Hmm. I looked it up: _archaic --_ another name for publication.


----------



## Squint-eyed Southerner (Oct 17, 2022)

*THIS IS FOWLER!!!
*
(He could be a bit vehement on occasion)


----------



## Elthir (Oct 17, 2022)

This *be* Sparta! 

to subjugate verbs in the archaic tense, anyway.


----------



## Squint-eyed Southerner (Oct 17, 2022)

I try to subjugate verbs as often as possible.


----------



## Elthir (Oct 17, 2022)

*“They’ve a temper, some of them—particularly verbs, they’re the proudest—adjectives you can do anything with, but not verbs—however, I can manage the whole lot! Impenetrability! That’s what I say!”*

Humpty Dumpty


----------



## Squint-eyed Southerner (Oct 17, 2022)

And we know what happened to him.


----------



## cart (Oct 17, 2022)

Elthir said:


> I think *Cart* is referring to JRRT's hope with respect to Milton Waldman -- at this point Tolkien wanted _The Silmarillion_ and _The Lord of the Rings_ published -- briefly put, things didn't work out with Waldman
> -- Tolkien ultimately ends up "back" with Allen and Unwin -- and at the time, A&U were only willing to publish _The Lord of the Rings_.
> 
> But yes, long before this, Tolkien had sent parts of his Elder Days material for feedback -- with respect to a possible publishment [a word?] of the larger work [Silmarillion stuff].


Sorry I missed this comment. However this was what my wandering, forgetful mind was referring to.
Thanks for the bullet point.


----------



## Amon Rudh (Dec 8, 2022)

If he promised his dad that he'd bring the words to the people and publish whatever he had available then what was he and others such as Sibley, Foster et al supposed to do? Personally I want all I can get and appreciate the work being done to package it up. If that means a few beautiful duplicates of work brought together from various sources already published to make them more accessible (e.g. Fall of Numenor) sitting on my bookshelf then it's a small price to pay. I for one hope they continue.
Buy, don't buy. Read, don't read. Nobody is forcing anyone 🤷


----------



## Ent (Dec 8, 2022)

Welcome aboard @Amon Rudh. Don't hesitate to introduce yourself in our 'new members' thread.
Your above post really hits the nail with the head..!!


----------



## Squint-eyed Southerner (Dec 8, 2022)

Seconded! And it's right here:








New Members


Meet and greet the newest TTF members. -- [ One thread per new member only! ] --




www.thetolkienforum.com


----------



## Erestor Arcamen (Dec 8, 2022)

## [What to produce]
Give every distinct username that heads a post in the forum thread, in the order each first appears. The entries after the forum thread are not needed here.

Element and coordinate entries
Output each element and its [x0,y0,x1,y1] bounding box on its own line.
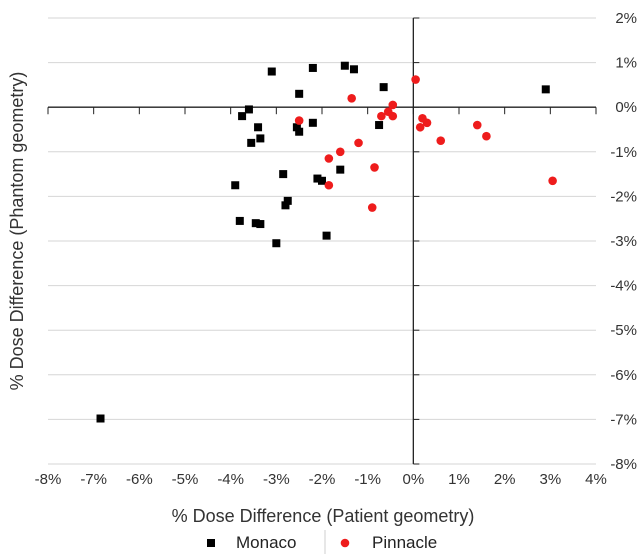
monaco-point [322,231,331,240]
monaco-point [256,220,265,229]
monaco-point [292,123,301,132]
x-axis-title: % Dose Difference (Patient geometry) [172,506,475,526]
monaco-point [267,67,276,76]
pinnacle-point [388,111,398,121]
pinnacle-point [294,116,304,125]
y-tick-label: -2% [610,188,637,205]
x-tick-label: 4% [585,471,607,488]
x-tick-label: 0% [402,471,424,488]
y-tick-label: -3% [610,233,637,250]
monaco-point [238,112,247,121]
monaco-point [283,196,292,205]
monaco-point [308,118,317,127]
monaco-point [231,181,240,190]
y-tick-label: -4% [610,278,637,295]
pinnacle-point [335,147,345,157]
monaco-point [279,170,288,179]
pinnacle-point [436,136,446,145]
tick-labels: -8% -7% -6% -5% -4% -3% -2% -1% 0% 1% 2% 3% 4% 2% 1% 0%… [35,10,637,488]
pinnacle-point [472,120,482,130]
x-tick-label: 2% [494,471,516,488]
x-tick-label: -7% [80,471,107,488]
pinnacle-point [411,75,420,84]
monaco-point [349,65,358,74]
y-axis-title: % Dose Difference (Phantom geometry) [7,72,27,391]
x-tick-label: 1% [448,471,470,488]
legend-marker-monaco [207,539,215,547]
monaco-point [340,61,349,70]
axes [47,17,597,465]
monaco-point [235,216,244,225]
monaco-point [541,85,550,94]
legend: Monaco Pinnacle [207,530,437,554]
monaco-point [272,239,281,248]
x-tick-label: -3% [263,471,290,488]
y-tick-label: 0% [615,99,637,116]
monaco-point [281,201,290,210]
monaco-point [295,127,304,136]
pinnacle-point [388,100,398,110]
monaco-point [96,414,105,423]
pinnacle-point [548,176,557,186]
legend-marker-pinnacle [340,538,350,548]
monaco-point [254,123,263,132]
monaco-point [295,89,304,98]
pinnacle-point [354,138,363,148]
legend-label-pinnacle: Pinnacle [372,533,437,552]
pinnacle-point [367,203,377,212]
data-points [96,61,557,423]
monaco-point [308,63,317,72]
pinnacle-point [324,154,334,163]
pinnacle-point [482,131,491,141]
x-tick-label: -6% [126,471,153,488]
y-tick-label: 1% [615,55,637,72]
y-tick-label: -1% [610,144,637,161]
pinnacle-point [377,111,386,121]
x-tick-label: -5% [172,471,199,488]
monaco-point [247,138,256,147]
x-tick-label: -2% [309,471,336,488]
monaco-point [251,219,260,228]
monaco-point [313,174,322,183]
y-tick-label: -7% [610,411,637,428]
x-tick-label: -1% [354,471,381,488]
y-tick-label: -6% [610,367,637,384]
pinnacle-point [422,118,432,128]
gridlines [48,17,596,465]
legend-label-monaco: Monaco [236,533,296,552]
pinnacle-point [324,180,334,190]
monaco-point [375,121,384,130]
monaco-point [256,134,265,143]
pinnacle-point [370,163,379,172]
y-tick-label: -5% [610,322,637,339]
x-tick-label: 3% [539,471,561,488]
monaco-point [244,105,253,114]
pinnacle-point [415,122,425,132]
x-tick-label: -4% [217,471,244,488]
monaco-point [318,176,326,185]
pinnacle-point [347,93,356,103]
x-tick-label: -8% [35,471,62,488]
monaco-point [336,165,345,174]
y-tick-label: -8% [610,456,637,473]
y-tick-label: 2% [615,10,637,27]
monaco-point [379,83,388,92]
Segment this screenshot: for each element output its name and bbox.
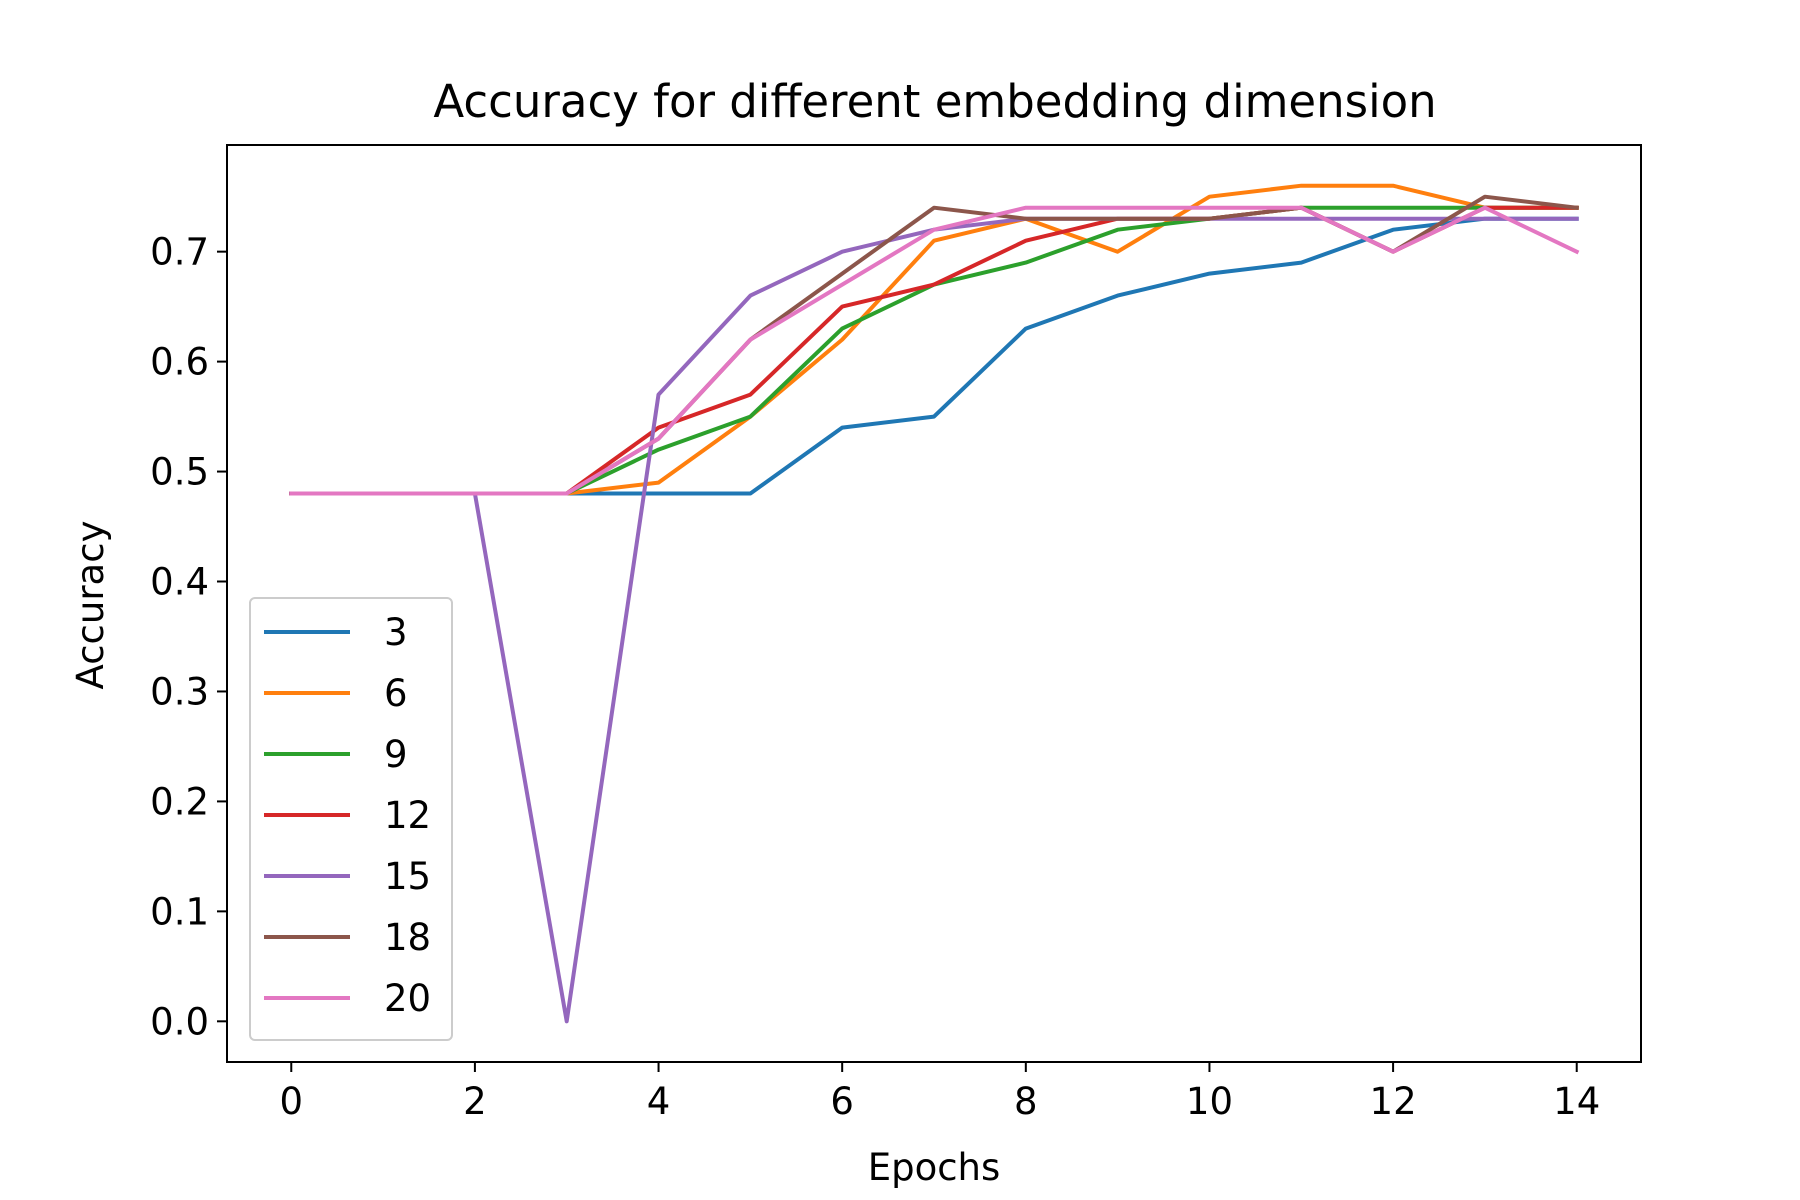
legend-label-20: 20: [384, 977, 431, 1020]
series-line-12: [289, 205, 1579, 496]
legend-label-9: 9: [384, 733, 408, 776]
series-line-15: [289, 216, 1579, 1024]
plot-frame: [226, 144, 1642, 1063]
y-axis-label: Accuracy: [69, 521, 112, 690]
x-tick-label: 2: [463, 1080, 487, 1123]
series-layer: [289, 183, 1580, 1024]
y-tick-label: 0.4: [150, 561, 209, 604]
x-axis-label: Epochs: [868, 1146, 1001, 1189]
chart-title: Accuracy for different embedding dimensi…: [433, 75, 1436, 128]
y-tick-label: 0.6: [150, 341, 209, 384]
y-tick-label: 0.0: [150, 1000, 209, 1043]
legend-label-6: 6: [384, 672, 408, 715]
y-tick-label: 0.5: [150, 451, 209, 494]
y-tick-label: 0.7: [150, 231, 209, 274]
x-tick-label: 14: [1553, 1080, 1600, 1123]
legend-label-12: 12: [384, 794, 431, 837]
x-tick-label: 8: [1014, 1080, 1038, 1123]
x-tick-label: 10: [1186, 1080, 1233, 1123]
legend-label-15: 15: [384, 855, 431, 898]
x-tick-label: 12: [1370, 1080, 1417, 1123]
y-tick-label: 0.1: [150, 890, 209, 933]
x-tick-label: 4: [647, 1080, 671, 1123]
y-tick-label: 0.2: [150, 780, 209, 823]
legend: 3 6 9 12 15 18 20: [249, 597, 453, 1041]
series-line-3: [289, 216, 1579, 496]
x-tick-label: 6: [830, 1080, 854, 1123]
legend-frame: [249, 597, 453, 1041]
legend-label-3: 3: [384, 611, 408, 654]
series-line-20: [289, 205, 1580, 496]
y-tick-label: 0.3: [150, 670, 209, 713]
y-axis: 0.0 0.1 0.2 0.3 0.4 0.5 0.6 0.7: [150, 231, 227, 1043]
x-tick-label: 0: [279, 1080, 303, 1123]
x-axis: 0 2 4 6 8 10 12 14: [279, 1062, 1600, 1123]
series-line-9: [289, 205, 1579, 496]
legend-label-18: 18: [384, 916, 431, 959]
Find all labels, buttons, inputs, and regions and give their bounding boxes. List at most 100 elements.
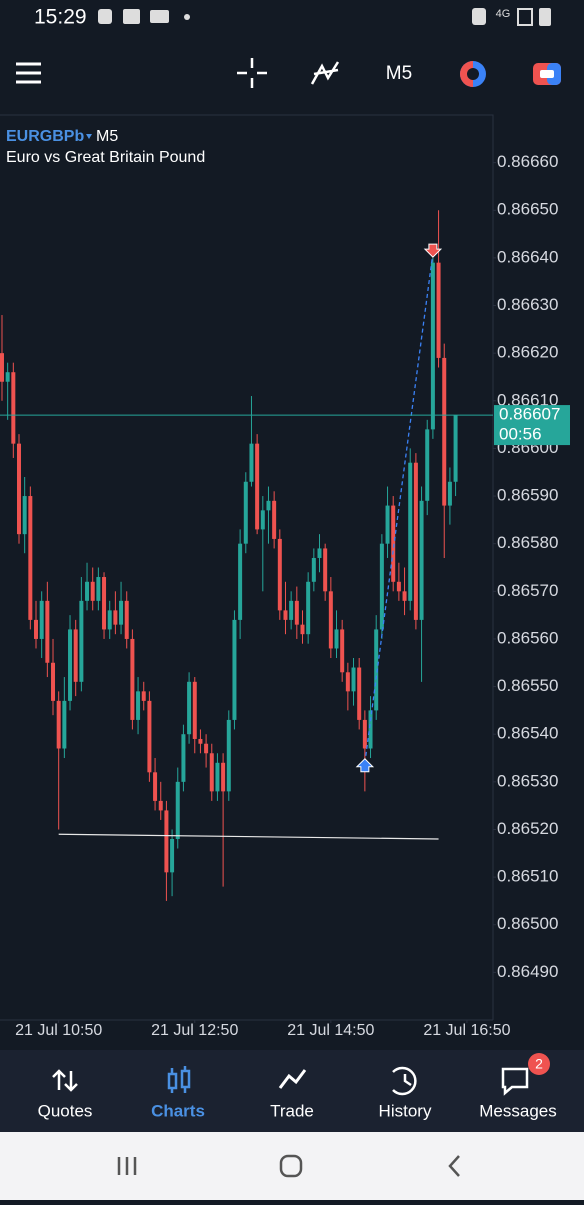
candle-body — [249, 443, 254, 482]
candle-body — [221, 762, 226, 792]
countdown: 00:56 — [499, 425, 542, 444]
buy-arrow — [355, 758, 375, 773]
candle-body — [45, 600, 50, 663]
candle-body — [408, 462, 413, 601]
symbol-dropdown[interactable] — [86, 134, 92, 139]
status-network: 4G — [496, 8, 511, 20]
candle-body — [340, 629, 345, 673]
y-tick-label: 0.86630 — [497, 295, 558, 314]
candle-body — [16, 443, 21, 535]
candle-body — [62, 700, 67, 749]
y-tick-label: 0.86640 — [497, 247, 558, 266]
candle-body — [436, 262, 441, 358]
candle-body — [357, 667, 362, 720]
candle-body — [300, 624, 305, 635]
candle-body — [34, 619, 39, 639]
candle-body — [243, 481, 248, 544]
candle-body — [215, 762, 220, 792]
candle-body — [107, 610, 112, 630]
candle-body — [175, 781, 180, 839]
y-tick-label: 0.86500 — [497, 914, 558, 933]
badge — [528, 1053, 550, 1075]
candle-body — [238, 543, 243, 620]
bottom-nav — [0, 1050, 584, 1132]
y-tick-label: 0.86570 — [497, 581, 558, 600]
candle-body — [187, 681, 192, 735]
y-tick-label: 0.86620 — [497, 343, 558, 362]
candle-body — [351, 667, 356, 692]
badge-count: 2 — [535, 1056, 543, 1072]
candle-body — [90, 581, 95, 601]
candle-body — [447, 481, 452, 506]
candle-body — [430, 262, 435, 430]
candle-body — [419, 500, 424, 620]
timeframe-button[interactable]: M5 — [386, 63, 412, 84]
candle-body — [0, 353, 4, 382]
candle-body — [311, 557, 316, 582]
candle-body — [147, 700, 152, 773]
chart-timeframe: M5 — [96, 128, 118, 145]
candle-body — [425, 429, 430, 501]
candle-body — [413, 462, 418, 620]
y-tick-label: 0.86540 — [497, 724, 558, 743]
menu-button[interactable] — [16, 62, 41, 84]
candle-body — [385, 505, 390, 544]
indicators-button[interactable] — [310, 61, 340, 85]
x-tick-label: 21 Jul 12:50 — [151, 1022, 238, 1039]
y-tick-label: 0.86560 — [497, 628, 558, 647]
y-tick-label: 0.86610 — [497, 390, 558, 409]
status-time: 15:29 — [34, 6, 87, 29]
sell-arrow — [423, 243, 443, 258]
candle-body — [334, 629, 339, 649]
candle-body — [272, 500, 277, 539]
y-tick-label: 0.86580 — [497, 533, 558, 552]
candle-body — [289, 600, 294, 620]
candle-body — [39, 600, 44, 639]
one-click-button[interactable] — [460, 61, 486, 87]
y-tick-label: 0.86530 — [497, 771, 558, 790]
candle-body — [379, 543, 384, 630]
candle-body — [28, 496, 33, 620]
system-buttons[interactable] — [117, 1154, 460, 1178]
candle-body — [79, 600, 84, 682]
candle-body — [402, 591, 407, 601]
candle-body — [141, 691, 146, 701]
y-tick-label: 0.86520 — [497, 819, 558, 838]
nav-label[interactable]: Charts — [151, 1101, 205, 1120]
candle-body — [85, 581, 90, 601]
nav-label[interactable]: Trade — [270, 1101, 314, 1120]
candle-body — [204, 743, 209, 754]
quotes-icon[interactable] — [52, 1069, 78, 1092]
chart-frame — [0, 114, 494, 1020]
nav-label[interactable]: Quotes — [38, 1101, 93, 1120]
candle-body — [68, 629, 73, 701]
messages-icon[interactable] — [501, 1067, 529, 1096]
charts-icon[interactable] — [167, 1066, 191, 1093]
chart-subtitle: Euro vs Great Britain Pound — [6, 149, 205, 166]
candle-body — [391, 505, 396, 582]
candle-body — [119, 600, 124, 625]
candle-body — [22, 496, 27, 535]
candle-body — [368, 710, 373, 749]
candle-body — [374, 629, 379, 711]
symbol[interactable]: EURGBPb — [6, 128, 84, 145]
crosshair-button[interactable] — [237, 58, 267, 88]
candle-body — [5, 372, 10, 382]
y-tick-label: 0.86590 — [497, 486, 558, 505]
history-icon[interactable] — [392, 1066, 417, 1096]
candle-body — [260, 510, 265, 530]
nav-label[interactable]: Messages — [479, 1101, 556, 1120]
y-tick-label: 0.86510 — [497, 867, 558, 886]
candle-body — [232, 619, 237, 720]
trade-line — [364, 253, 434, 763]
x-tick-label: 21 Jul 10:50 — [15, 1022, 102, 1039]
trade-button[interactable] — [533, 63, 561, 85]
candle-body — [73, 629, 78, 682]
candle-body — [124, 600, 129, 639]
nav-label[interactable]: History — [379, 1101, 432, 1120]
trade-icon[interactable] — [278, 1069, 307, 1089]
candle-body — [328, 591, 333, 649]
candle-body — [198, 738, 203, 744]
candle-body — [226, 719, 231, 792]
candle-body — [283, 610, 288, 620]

## [Answer to the exercise]
Squint-eyed Southerner, Elthir, cart, Amon Rudh, Ent, Erestor Arcamen